**Task description**
Copy every line of the listing exactly.

**Source material**
——————
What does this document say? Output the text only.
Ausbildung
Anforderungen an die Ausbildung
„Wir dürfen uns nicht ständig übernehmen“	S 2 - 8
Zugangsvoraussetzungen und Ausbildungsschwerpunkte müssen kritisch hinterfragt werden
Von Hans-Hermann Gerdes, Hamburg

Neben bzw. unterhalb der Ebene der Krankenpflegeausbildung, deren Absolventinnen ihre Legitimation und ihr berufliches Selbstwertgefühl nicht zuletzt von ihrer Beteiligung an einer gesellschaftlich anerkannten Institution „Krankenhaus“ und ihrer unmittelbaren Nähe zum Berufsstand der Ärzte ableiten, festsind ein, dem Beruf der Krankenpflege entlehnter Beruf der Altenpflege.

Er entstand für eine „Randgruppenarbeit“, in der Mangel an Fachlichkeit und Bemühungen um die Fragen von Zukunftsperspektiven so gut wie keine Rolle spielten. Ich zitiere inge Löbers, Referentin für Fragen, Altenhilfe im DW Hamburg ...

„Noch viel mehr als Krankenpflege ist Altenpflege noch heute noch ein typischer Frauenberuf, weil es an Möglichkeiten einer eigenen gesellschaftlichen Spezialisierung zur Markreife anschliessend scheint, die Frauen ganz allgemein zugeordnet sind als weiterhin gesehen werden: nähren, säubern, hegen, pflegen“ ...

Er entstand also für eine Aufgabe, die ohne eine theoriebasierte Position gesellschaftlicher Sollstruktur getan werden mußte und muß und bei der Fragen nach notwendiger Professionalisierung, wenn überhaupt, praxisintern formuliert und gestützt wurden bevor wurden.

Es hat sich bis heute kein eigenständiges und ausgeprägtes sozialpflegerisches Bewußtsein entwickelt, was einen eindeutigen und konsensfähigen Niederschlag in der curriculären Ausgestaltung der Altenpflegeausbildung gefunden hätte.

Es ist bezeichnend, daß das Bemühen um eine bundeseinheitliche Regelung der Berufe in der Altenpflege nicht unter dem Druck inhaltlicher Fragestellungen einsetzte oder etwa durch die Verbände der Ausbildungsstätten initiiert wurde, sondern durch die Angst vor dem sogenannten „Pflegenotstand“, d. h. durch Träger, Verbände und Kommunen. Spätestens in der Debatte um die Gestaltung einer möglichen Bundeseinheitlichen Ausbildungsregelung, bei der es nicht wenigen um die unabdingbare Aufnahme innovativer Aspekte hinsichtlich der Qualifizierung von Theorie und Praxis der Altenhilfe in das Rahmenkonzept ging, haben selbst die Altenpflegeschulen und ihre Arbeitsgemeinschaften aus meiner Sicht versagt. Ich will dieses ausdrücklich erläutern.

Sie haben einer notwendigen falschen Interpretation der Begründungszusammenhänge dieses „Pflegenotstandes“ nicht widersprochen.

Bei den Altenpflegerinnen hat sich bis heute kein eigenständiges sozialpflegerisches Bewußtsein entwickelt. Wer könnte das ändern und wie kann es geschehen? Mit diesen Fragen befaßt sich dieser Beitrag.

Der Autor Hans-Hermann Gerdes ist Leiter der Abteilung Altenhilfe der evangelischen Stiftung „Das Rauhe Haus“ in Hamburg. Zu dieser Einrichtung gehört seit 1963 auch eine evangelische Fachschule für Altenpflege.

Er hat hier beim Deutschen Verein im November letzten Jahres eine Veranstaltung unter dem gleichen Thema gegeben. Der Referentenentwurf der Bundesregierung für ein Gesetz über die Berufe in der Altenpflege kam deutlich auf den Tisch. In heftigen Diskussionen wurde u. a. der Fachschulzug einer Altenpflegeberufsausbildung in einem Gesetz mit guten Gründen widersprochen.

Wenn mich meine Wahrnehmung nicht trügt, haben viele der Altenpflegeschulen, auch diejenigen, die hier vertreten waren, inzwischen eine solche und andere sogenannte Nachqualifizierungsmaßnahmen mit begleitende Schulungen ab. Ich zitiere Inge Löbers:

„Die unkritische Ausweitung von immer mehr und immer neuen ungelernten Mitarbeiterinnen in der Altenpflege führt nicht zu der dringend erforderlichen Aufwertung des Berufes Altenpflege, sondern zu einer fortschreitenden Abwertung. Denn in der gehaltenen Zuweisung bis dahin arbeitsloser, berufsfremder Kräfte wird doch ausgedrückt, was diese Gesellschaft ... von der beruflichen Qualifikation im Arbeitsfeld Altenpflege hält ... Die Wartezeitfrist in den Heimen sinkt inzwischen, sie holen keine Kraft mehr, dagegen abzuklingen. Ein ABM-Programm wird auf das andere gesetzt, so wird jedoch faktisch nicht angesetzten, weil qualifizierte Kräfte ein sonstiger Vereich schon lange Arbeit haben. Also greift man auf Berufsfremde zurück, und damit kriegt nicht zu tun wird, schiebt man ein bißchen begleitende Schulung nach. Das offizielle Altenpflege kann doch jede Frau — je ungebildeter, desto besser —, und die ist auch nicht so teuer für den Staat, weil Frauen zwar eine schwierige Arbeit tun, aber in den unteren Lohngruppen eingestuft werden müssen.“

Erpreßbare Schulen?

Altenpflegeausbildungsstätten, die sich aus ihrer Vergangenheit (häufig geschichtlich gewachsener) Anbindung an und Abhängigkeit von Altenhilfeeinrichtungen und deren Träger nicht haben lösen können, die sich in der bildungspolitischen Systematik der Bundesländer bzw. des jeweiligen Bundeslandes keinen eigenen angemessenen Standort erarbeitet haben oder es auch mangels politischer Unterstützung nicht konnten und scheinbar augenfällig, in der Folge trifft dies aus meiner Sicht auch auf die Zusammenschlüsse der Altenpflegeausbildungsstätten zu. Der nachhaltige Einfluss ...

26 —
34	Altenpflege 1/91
——————
**Response to this task**
What does this document say? Output the text only.
Ausbildung
Anforderungen an die Ausbildung
„Wir dürfen uns nicht ständig übernehmen“	S 2 - 8
Zugangsvoraussetzungen und Ausbildungsschwerpunkte müssen kritisch hinterfragt werden
Von Hans-Hermann Gerdes, Hamburg

Neben bzw. unterhalb der Ebene der Krankenpflegeausbildung, deren Absolventinnen ihre Legitimation und ihr berufliches Selbstwertgefühl nicht zuletzt von ihrer Beteiligung an einer gesellschaftlich anerkannten Institution „Krankenhaus“ und ihrer unmittelbaren Nähe zum Berufsstand der Ärzte ableiten, festsind ein, dem Beruf der Krankenpflege entlehnter Beruf der Altenpflege.

Er entstand für eine „Randgruppenarbeit“, in der Mangel an Fachlichkeit und Bemühungen um die Fragen von Zukunftsperspektiven so gut wie keine Rolle spielten. Ich zitiere inge Löbers, Referentin für Fragen, Altenhilfe im DW Hamburg ...

„Noch viel mehr als Krankenpflege ist Altenpflege noch heute noch ein typischer Frauenberuf, weil es an Möglichkeiten einer eigenen gesellschaftlichen Spezialisierung zur Markreife anschliessend scheint, die Frauen ganz allgemein zugeordnet sind als weiterhin gesehen werden: nähren, säubern, hegen, pflegen“ ...

Er entstand also für eine Aufgabe, die ohne eine theoriebasierte Position gesellschaftlicher Sollstruktur getan werden mußte und muß und bei der Fragen nach notwendiger Professionalisierung, wenn überhaupt, praxisintern formuliert und gestützt wurden bevor wurden.

Es hat sich bis heute kein eigenständiges und ausgeprägtes sozialpflegerisches Bewußtsein entwickelt, was einen eindeutigen und konsensfähigen Niederschlag in der curriculären Ausgestaltung der Altenpflegeausbildung gefunden hätte.

Es ist bezeichnend, daß das Bemühen um eine bundeseinheitliche Regelung der Berufe in der Altenpflege nicht unter dem Druck inhaltlicher Fragestellungen einsetzte oder etwa durch die Verbände der Ausbildungsstätten initiiert wurde, sondern durch die Angst vor dem sogenannten „Pflegenotstand“, d. h. durch Träger, Verbände und Kommunen. Spätestens in der Debatte um die Gestaltung einer möglichen Bundeseinheitlichen Ausbildungsregelung, bei der es nicht wenigen um die unabdingbare Aufnahme innovativer Aspekte hinsichtlich der Qualifizierung von Theorie und Praxis der Altenhilfe in das Rahmenkonzept ging, haben selbst die Altenpflegeschulen und ihre Arbeitsgemeinschaften aus meiner Sicht versagt. Ich will dieses ausdrücklich erläutern.

Sie haben einer notwendigen falschen Interpretation der Begründungszusammenhänge dieses „Pflegenotstandes“ nicht widersprochen.

Bei den Altenpflegerinnen hat sich bis heute kein eigenständiges sozialpflegerisches Bewußtsein entwickelt. Wer könnte das ändern und wie kann es geschehen? Mit diesen Fragen befaßt sich dieser Beitrag.

Der Autor Hans-Hermann Gerdes ist Leiter der Abteilung Altenhilfe der evangelischen Stiftung „Das Rauhe Haus“ in Hamburg. Zu dieser Einrichtung gehört seit 1963 auch eine evangelische Fachschule für Altenpflege.

Er hat hier beim Deutschen Verein im November letzten Jahres eine Veranstaltung unter dem gleichen Thema gegeben. Der Referentenentwurf der Bundesregierung für ein Gesetz über die Berufe in der Altenpflege kam deutlich auf den Tisch. In heftigen Diskussionen wurde u. a. der Fachschulzug einer Altenpflegeberufsausbildung in einem Gesetz mit guten Gründen widersprochen.

Wenn mich meine Wahrnehmung nicht trügt, haben viele der Altenpflegeschulen, auch diejenigen, die hier vertreten waren, inzwischen eine solche und andere sogenannte Nachqualifizierungsmaßnahmen mit begleitende Schulungen ab. Ich zitiere Inge Löbers:

„Die unkritische Ausweitung von immer mehr und immer neuen ungelernten Mitarbeiterinnen in der Altenpflege führt nicht zu der dringend erforderlichen Aufwertung des Berufes Altenpflege, sondern zu einer fortschreitenden Abwertung. Denn in der gehaltenen Zuweisung bis dahin arbeitsloser, berufsfremder Kräfte wird doch ausgedrückt, was diese Gesellschaft ... von der beruflichen Qualifikation im Arbeitsfeld Altenpflege hält ... Die Wartezeitfrist in den Heimen sinkt inzwischen, sie holen keine Kraft mehr, dagegen abzuklingen. Ein ABM-Programm wird auf das andere gesetzt, so wird jedoch faktisch nicht angesetzten, weil qualifizierte Kräfte ein sonstiger Vereich schon lange Arbeit haben. Also greift man auf Berufsfremde zurück, und damit kriegt nicht zu tun wird, schiebt man ein bißchen begleitende Schulung nach. Das offizielle Altenpflege kann doch jede Frau — je ungebildeter, desto besser —, und die ist auch nicht so teuer für den Staat, weil Frauen zwar eine schwierige Arbeit tun, aber in den unteren Lohngruppen eingestuft werden müssen.“

Erpreßbare Schulen?

Altenpflegeausbildungsstätten, die sich aus ihrer Vergangenheit (häufig geschichtlich gewachsener) Anbindung an und Abhängigkeit von Altenhilfeeinrichtungen und deren Träger nicht haben lösen können, die sich in der bildungspolitischen Systematik der Bundesländer bzw. des jeweiligen Bundeslandes keinen eigenen angemessenen Standort erarbeitet haben oder es auch mangels politischer Unterstützung nicht konnten und scheinbar augenfällig, in der Folge trifft dies aus meiner Sicht auch auf die Zusammenschlüsse der Altenpflegeausbildungsstätten zu. Der nachhaltige Einfluss ...

26 —
34	Altenpflege 1/91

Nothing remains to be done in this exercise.